**Work instruction:** Filter the entries below, keeping only lines with "panel".

**Records excerpted from a collection:**
=-=-=
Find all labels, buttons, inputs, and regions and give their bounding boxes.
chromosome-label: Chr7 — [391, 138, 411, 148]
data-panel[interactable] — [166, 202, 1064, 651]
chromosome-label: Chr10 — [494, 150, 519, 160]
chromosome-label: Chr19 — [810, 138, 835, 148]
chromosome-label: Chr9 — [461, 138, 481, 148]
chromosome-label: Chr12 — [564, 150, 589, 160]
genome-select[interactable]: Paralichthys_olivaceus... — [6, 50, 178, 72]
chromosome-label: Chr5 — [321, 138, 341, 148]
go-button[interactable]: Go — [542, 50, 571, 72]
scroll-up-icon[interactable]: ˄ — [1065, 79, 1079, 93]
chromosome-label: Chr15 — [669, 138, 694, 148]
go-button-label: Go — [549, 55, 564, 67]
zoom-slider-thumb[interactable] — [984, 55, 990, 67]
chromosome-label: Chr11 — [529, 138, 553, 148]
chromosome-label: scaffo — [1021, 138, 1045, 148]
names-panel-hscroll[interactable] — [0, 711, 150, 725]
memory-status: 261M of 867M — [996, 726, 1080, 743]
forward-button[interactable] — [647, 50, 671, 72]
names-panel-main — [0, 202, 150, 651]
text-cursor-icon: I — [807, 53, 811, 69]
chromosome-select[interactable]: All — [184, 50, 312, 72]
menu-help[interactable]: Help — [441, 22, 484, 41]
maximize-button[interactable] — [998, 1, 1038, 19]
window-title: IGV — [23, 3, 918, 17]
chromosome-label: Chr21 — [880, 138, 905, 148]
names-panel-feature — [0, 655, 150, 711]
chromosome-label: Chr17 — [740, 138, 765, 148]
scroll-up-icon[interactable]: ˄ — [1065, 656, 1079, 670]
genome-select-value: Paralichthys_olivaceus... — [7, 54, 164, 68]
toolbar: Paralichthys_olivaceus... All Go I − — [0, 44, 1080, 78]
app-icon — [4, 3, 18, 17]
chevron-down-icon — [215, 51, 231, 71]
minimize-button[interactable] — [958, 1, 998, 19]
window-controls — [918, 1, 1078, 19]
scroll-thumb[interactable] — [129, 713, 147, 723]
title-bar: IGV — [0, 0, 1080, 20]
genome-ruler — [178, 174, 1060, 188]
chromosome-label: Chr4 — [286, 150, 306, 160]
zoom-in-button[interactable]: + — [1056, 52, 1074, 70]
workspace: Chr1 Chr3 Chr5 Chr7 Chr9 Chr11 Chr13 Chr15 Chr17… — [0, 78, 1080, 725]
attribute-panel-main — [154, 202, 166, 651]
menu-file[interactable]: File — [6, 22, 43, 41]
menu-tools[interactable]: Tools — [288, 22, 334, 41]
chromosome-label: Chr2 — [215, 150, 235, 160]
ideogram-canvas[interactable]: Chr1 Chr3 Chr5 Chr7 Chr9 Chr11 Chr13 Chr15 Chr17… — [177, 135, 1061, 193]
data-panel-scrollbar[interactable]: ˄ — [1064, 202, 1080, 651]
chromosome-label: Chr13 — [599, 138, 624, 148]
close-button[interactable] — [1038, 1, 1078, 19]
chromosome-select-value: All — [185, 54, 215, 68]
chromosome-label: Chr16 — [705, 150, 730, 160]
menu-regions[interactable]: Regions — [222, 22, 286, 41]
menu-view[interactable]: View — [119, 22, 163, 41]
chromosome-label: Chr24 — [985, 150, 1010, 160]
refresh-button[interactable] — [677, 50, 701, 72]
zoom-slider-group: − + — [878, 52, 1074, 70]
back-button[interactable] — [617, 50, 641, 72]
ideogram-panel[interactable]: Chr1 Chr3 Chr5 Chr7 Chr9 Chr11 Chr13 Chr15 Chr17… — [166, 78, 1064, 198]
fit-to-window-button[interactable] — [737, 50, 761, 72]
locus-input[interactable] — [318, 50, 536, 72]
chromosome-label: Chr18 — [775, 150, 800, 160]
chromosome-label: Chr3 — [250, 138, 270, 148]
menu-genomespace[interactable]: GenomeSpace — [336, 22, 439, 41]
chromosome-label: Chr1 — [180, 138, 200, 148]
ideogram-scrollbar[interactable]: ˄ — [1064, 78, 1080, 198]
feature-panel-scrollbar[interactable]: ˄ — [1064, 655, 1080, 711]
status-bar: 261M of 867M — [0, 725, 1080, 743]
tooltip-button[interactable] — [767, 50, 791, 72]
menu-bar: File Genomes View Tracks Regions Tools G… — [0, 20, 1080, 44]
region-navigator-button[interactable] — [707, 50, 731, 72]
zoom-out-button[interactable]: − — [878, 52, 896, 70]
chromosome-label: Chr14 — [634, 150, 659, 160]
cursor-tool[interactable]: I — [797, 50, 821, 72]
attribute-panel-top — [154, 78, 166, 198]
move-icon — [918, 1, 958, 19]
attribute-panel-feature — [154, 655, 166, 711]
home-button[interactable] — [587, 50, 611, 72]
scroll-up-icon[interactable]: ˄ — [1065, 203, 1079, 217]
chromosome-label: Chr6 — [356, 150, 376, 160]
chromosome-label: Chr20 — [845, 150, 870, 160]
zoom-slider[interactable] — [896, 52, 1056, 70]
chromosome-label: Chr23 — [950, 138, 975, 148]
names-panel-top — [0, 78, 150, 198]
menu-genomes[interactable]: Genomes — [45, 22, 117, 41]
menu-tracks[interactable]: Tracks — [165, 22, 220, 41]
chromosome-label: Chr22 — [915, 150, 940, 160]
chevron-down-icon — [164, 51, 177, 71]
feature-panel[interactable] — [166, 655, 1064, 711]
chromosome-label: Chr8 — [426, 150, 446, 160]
=-=-=
**Finished task:**
data-panel[interactable] — [166, 202, 1064, 651]
names-panel-hscroll[interactable] — [0, 711, 150, 725]
names-panel-main — [0, 202, 150, 651]
names-panel-feature — [0, 655, 150, 711]
attribute-panel-main — [154, 202, 166, 651]
data-panel-scrollbar[interactable]: ˄ — [1064, 202, 1080, 651]
ideogram-panel[interactable]: Chr1 Chr3 Chr5 Chr7 Chr9 Chr11 Chr13 Chr15 Chr17… — [166, 78, 1064, 198]
feature-panel-scrollbar[interactable]: ˄ — [1064, 655, 1080, 711]
attribute-panel-top — [154, 78, 166, 198]
attribute-panel-feature — [154, 655, 166, 711]
names-panel-top — [0, 78, 150, 198]
feature-panel[interactable] — [166, 655, 1064, 711]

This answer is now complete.